Data records:

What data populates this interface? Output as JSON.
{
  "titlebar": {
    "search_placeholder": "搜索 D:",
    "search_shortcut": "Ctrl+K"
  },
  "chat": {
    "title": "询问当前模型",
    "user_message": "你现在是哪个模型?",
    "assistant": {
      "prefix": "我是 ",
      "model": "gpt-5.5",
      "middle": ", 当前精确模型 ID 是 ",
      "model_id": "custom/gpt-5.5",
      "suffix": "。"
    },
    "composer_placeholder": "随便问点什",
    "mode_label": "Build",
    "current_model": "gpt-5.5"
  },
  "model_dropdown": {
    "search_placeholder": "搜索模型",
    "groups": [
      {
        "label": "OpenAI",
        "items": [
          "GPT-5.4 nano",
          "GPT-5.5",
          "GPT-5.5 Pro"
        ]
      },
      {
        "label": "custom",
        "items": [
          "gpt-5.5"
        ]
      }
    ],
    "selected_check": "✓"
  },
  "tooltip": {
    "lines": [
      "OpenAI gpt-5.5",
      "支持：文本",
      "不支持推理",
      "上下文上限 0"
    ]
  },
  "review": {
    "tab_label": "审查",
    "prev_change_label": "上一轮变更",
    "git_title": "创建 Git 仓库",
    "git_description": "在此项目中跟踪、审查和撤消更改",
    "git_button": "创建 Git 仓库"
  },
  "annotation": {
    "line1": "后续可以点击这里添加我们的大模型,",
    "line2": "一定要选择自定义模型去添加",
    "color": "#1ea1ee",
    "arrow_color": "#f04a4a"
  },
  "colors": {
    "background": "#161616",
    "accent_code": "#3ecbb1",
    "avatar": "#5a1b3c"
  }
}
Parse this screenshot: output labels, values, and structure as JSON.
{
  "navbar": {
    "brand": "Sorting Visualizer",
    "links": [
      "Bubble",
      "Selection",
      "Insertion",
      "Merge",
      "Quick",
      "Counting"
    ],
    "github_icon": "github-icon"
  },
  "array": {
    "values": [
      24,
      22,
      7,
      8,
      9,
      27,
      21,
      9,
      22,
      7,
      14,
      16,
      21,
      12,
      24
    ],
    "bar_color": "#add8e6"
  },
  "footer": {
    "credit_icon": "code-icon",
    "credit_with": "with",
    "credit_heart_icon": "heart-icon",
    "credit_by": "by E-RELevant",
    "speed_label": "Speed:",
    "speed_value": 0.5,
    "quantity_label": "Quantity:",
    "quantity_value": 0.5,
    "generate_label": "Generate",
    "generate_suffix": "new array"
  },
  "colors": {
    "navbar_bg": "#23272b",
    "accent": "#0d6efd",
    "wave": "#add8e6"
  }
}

- _YOUR INSTRUCTIONS_
Find every line that has "this" in it, then return those lines.

- _EXERCISE RESULT_
What data populates this interface? Output as JSON.
Parse this screenshot: output labels, values, and structure as JSON.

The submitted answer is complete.